● Data entries:
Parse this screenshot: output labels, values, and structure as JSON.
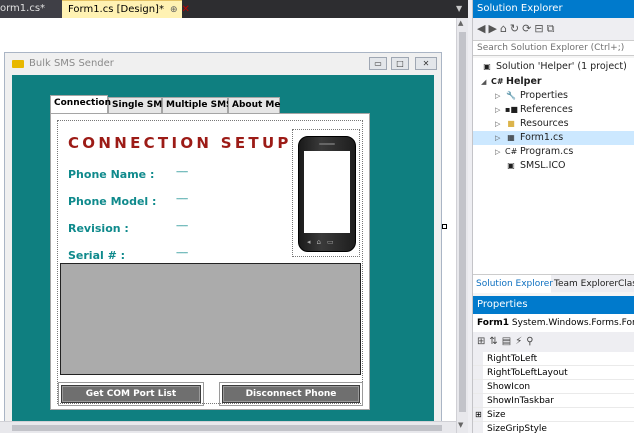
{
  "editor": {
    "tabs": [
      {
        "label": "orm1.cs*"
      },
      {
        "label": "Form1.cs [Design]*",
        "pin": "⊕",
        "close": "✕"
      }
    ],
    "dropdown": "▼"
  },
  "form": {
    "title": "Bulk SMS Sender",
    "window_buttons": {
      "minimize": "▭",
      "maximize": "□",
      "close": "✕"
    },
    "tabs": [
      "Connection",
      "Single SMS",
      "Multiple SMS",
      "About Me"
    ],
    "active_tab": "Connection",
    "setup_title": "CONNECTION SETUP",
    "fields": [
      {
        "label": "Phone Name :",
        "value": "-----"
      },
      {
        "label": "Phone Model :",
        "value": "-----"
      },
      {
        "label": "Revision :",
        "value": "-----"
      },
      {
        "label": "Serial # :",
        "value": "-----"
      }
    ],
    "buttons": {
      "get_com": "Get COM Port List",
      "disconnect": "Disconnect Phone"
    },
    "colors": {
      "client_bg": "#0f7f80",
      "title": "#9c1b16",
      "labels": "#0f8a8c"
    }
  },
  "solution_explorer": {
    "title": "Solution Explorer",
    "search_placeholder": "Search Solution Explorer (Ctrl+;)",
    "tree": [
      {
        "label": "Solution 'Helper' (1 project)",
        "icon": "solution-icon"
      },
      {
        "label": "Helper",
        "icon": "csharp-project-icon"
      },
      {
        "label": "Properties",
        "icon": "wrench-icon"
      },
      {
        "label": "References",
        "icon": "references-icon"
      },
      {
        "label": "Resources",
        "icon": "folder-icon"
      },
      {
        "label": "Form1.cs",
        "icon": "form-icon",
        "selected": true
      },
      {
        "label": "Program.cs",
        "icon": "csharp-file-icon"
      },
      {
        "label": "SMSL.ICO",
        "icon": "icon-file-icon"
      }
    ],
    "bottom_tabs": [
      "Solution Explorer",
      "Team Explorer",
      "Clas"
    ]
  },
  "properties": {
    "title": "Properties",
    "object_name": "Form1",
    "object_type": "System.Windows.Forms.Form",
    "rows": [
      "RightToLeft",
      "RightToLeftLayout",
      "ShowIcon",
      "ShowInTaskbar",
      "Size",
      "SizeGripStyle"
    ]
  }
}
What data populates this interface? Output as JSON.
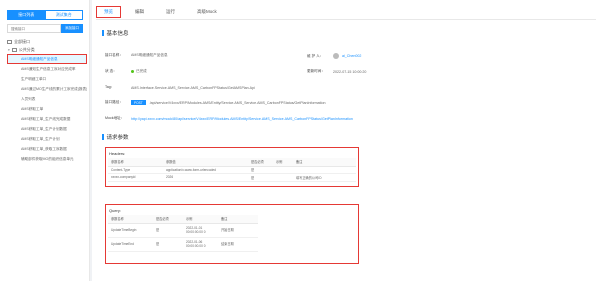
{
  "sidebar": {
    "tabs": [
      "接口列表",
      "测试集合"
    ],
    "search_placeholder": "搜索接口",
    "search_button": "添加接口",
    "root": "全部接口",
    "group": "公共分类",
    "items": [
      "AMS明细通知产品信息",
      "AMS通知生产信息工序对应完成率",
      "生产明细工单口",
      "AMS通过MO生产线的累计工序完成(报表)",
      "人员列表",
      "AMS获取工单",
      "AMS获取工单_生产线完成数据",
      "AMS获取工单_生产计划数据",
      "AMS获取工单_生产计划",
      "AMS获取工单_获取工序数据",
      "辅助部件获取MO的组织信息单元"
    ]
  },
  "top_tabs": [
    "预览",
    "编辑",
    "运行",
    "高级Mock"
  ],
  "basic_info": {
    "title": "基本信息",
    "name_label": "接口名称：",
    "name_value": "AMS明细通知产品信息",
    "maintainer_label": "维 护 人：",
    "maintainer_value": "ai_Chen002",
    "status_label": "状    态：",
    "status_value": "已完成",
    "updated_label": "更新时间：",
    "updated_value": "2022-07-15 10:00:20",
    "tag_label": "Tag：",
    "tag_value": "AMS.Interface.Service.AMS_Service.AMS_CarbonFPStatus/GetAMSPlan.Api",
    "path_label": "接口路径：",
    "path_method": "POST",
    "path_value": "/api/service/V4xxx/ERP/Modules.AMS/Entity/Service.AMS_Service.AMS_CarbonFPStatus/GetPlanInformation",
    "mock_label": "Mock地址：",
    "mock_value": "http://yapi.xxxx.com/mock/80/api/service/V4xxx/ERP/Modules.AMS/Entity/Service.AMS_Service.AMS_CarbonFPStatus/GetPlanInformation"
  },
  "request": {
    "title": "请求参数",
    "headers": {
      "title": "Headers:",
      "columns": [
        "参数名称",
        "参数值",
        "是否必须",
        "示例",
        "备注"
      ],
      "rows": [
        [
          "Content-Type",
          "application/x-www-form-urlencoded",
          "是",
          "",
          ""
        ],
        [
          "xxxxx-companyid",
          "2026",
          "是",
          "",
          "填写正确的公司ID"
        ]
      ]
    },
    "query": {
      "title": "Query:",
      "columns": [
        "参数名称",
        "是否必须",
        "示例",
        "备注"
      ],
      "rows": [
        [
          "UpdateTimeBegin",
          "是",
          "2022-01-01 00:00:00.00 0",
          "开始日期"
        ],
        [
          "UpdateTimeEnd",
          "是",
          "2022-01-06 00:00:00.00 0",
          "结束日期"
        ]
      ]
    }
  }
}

● Problem description:
Copy every record above exactly, leaving out the pictures.

● Task solution:
Parse this screenshot: output labels, values, and structure as JSON.
{
  "editor": {
    "tabs": [
      {
        "label": "orm1.cs*"
      },
      {
        "label": "Form1.cs [Design]*",
        "pin": "⊕",
        "close": "✕"
      }
    ],
    "dropdown": "▼"
  },
  "form": {
    "title": "Bulk SMS Sender",
    "window_buttons": {
      "minimize": "▭",
      "maximize": "□",
      "close": "✕"
    },
    "tabs": [
      "Connection",
      "Single SMS",
      "Multiple SMS",
      "About Me"
    ],
    "active_tab": "Connection",
    "setup_title": "CONNECTION SETUP",
    "fields": [
      {
        "label": "Phone Name :",
        "value": "-----"
      },
      {
        "label": "Phone Model :",
        "value": "-----"
      },
      {
        "label": "Revision :",
        "value": "-----"
      },
      {
        "label": "Serial # :",
        "value": "-----"
      }
    ],
    "buttons": {
      "get_com": "Get COM Port List",
      "disconnect": "Disconnect Phone"
    },
    "colors": {
      "client_bg": "#0f7f80",
      "title": "#9c1b16",
      "labels": "#0f8a8c"
    }
  },
  "solution_explorer": {
    "title": "Solution Explorer",
    "search_placeholder": "Search Solution Explorer (Ctrl+;)",
    "tree": [
      {
        "label": "Solution 'Helper' (1 project)",
        "icon": "solution-icon"
      },
      {
        "label": "Helper",
        "icon": "csharp-project-icon"
      },
      {
        "label": "Properties",
        "icon": "wrench-icon"
      },
      {
        "label": "References",
        "icon": "references-icon"
      },
      {
        "label": "Resources",
        "icon": "folder-icon"
      },
      {
        "label": "Form1.cs",
        "icon": "form-icon",
        "selected": true
      },
      {
        "label": "Program.cs",
        "icon": "csharp-file-icon"
      },
      {
        "label": "SMSL.ICO",
        "icon": "icon-file-icon"
      }
    ],
    "bottom_tabs": [
      "Solution Explorer",
      "Team Explorer",
      "Clas"
    ]
  },
  "properties": {
    "title": "Properties",
    "object_name": "Form1",
    "object_type": "System.Windows.Forms.Form",
    "rows": [
      "RightToLeft",
      "RightToLeftLayout",
      "ShowIcon",
      "ShowInTaskbar",
      "Size",
      "SizeGripStyle"
    ]
  }
}
What data populates this interface? Output as JSON.
{
  "sidebar": {
    "tabs": [
      "接口列表",
      "测试集合"
    ],
    "search_placeholder": "搜索接口",
    "search_button": "添加接口",
    "root": "全部接口",
    "group": "公共分类",
    "items": [
      "AMS明细通知产品信息",
      "AMS通知生产信息工序对应完成率",
      "生产明细工单口",
      "AMS通过MO生产线的累计工序完成(报表)",
      "人员列表",
      "AMS获取工单",
      "AMS获取工单_生产线完成数据",
      "AMS获取工单_生产计划数据",
      "AMS获取工单_生产计划",
      "AMS获取工单_获取工序数据",
      "辅助部件获取MO的组织信息单元"
    ]
  },
  "top_tabs": [
    "预览",
    "编辑",
    "运行",
    "高级Mock"
  ],
  "basic_info": {
    "title": "基本信息",
    "name_label": "接口名称：",
    "name_value": "AMS明细通知产品信息",
    "maintainer_label": "维 护 人：",
    "maintainer_value": "ai_Chen002",
    "status_label": "状    态：",
    "status_value": "已完成",
    "updated_label": "更新时间：",
    "updated_value": "2022-07-15 10:00:20",
    "tag_label": "Tag：",
    "tag_value": "AMS.Interface.Service.AMS_Service.AMS_CarbonFPStatus/GetAMSPlan.Api",
    "path_label": "接口路径：",
    "path_method": "POST",
    "path_value": "/api/service/V4xxx/ERP/Modules.AMS/Entity/Service.AMS_Service.AMS_CarbonFPStatus/GetPlanInformation",
    "mock_label": "Mock地址：",
    "mock_value": "http://yapi.xxxx.com/mock/80/api/service/V4xxx/ERP/Modules.AMS/Entity/Service.AMS_Service.AMS_CarbonFPStatus/GetPlanInformation"
  },
  "request": {
    "title": "请求参数",
    "headers": {
      "title": "Headers:",
      "columns": [
        "参数名称",
        "参数值",
        "是否必须",
        "示例",
        "备注"
      ],
      "rows": [
        [
          "Content-Type",
          "application/x-www-form-urlencoded",
          "是",
          "",
          ""
        ],
        [
          "xxxxx-companyid",
          "2026",
          "是",
          "",
          "填写正确的公司ID"
        ]
      ]
    },
    "query": {
      "title": "Query:",
      "columns": [
        "参数名称",
        "是否必须",
        "示例",
        "备注"
      ],
      "rows": [
        [
          "UpdateTimeBegin",
          "是",
          "2022-01-01 00:00:00.00 0",
          "开始日期"
        ],
        [
          "UpdateTimeEnd",
          "是",
          "2022-01-06 00:00:00.00 0",
          "结束日期"
        ]
      ]
    }
  }
}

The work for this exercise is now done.